Records from a data source
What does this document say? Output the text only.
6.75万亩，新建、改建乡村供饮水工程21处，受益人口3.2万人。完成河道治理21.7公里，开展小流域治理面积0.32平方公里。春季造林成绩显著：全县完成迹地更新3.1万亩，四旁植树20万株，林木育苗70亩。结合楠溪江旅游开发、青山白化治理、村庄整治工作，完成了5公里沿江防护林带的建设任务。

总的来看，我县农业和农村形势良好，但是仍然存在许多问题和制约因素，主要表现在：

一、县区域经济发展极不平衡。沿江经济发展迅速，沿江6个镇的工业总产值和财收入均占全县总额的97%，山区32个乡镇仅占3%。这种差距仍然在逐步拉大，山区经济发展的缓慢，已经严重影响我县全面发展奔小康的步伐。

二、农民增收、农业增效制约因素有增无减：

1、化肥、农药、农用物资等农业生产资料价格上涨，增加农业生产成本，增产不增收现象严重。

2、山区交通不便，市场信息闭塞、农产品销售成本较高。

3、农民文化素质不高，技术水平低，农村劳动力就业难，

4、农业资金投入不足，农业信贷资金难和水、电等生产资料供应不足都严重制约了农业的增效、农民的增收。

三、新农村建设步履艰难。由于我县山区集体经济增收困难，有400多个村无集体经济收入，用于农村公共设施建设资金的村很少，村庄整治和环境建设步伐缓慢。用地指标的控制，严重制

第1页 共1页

PROBLEM TO SOLVE
Print again each line of the listing above, exactly as it appears.

TASK ANSWER
What does this document say? Output the text only.
6.75万亩，新建、改建乡村供饮水工程21处，受益人口3.2万人。完成河道治理21.7公里，开展小流域治理面积0.32平方公里。春季造林成绩显著：全县完成迹地更新3.1万亩，四旁植树20万株，林木育苗70亩。结合楠溪江旅游开发、青山白化治理、村庄整治工作，完成了5公里沿江防护林带的建设任务。

总的来看，我县农业和农村形势良好，但是仍然存在许多问题和制约因素，主要表现在：

一、县区域经济发展极不平衡。沿江经济发展迅速，沿江6个镇的工业总产值和财收入均占全县总额的97%，山区32个乡镇仅占3%。这种差距仍然在逐步拉大，山区经济发展的缓慢，已经严重影响我县全面发展奔小康的步伐。

二、农民增收、农业增效制约因素有增无减：

1、化肥、农药、农用物资等农业生产资料价格上涨，增加农业生产成本，增产不增收现象严重。

2、山区交通不便，市场信息闭塞、农产品销售成本较高。

3、农民文化素质不高，技术水平低，农村劳动力就业难，

4、农业资金投入不足，农业信贷资金难和水、电等生产资料供应不足都严重制约了农业的增效、农民的增收。

三、新农村建设步履艰难。由于我县山区集体经济增收困难，有400多个村无集体经济收入，用于农村公共设施建设资金的村很少，村庄整治和环境建设步伐缓慢。用地指标的控制，严重制

第1页 共1页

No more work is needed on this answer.